EXERCISE AIM: Search the records for "this" and copy each line that holds it.

--- Begin TASK INPUTS ---

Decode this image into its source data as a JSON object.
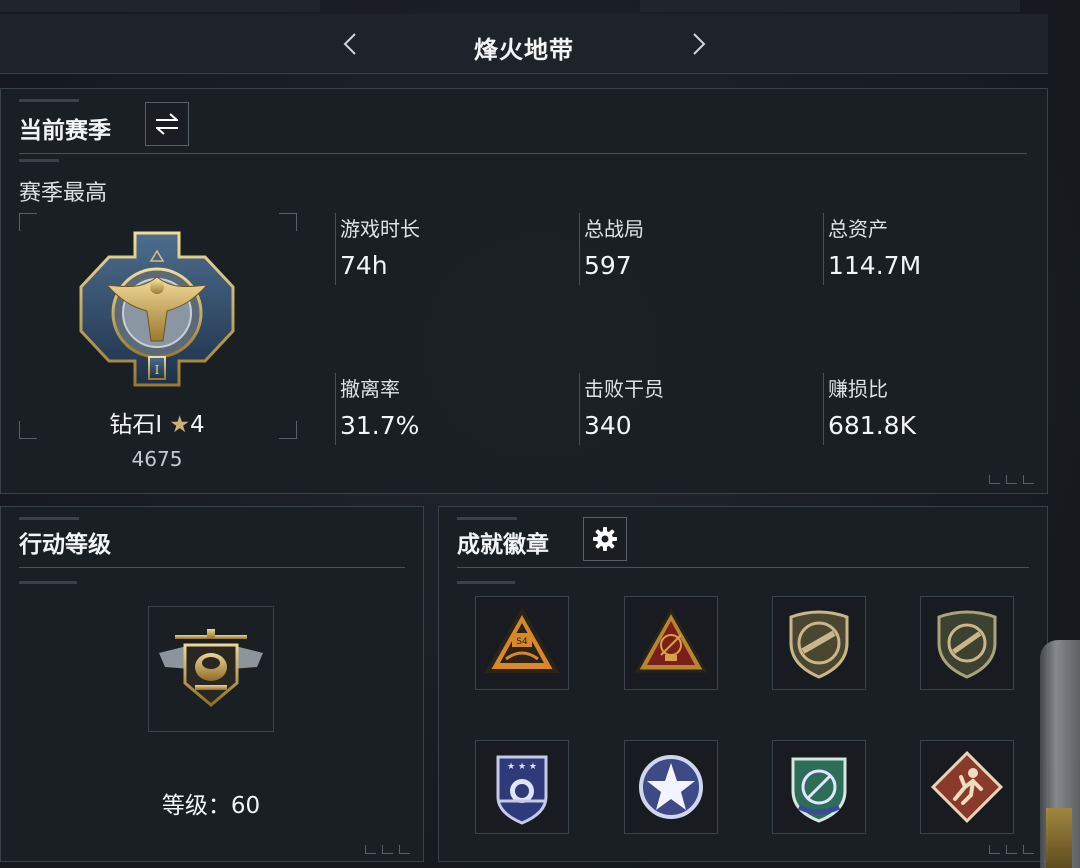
{
  "header": {
    "title": "烽火地带",
    "prev_icon": "chevron-left-icon",
    "next_icon": "chevron-right-icon"
  },
  "season": {
    "title": "当前赛季",
    "switch_icon": "swap-arrows-icon",
    "subtitle": "赛季最高",
    "rank_name": "钻石I",
    "rank_stars": "4",
    "rank_points": "4675",
    "rank_emblem_icon": "diamond-eagle-emblem-icon",
    "stats": [
      {
        "label": "游戏时长",
        "value": "74h"
      },
      {
        "label": "总战局",
        "value": "597"
      },
      {
        "label": "总资产",
        "value": "114.7M"
      },
      {
        "label": "撤离率",
        "value": "31.7%"
      },
      {
        "label": "击败干员",
        "value": "340"
      },
      {
        "label": "赚损比",
        "value": "681.8K"
      }
    ]
  },
  "operation_level": {
    "title": "行动等级",
    "level_text": "等级：60",
    "emblem_icon": "helicopter-emblem-icon"
  },
  "achievements": {
    "title": "成就徽章",
    "settings_icon": "gear-icon",
    "badges": [
      {
        "name": "s4-season-badge-icon"
      },
      {
        "name": "radar-triangle-badge-icon"
      },
      {
        "name": "rifle-shield-badge-icon"
      },
      {
        "name": "rifle-circle-badge-icon"
      },
      {
        "name": "blue-shield-badge-icon"
      },
      {
        "name": "star-circle-badge-icon"
      },
      {
        "name": "compass-shield-badge-icon"
      },
      {
        "name": "runner-diamond-badge-icon"
      }
    ]
  },
  "colors": {
    "background": "#1b1f24",
    "panel_border": "#3b4148",
    "text": "#f2f4f6",
    "gold": "#c8b27a"
  }
}
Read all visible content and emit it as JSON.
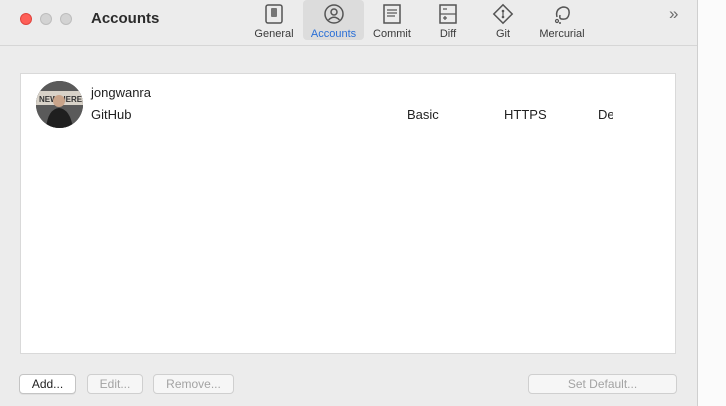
{
  "window": {
    "title": "Accounts"
  },
  "toolbar": {
    "items": [
      {
        "label": "General",
        "icon": "general-switch-icon"
      },
      {
        "label": "Accounts",
        "icon": "account-icon",
        "active": true
      },
      {
        "label": "Commit",
        "icon": "commit-document-icon"
      },
      {
        "label": "Diff",
        "icon": "diff-icon"
      },
      {
        "label": "Git",
        "icon": "git-icon"
      },
      {
        "label": "Mercurial",
        "icon": "mercurial-icon"
      }
    ],
    "overflow": "»"
  },
  "accounts": [
    {
      "username": "jongwanra",
      "service": "GitHub",
      "auth": "Basic",
      "protocol": "HTTPS",
      "default": "De"
    }
  ],
  "buttons": {
    "add": "Add...",
    "edit": "Edit...",
    "remove": "Remove...",
    "set_default": "Set Default..."
  },
  "colors": {
    "accent": "#2a6fd6",
    "close": "#fe5f57"
  }
}
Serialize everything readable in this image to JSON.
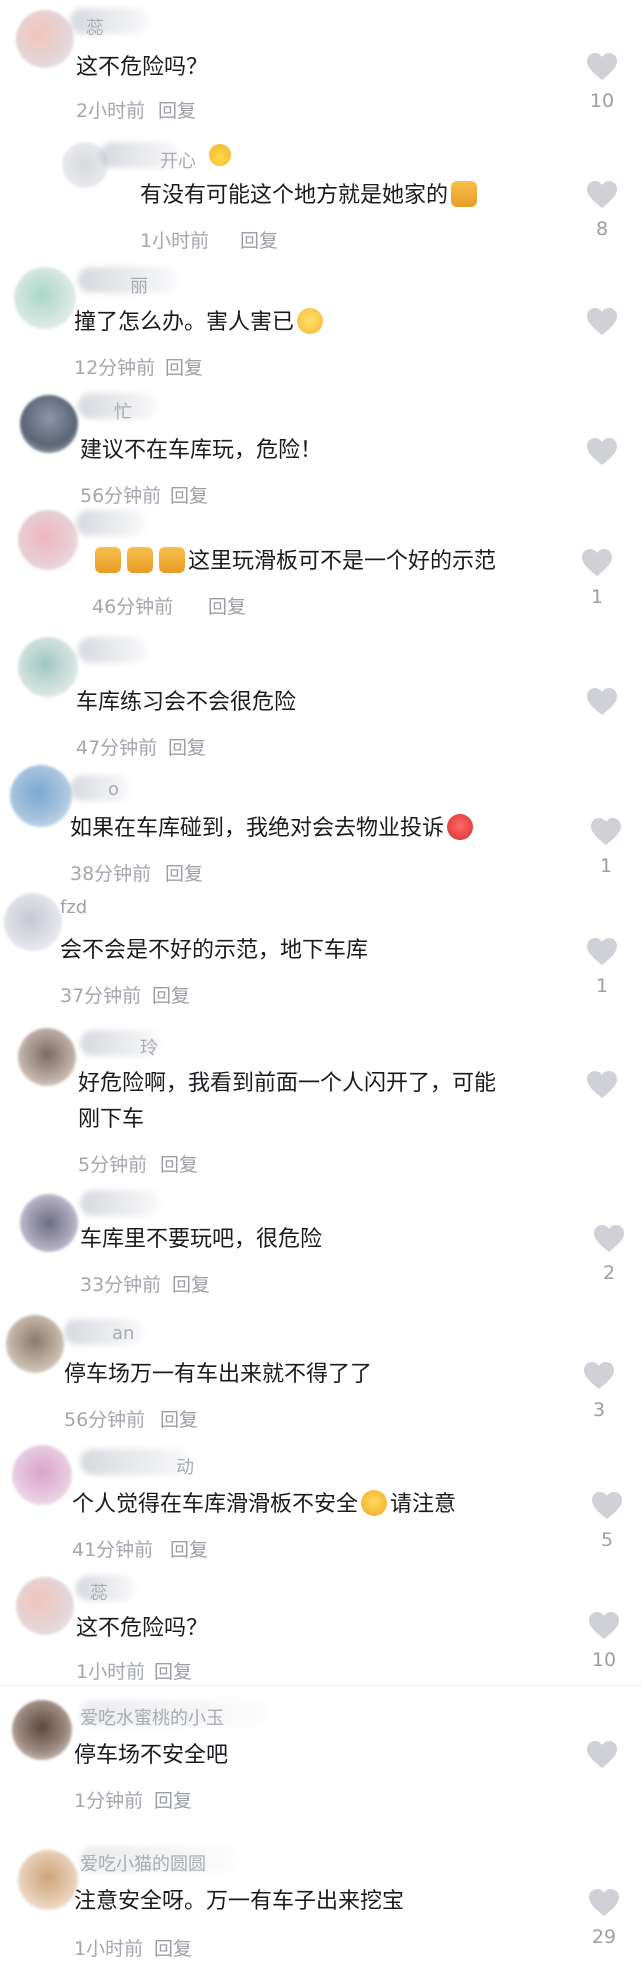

--- End TASK INPUTS ---

COMPLETED EXERCISE:
Decode this image into its source data as a JSON object.
Serialize everything readable in this image to JSON.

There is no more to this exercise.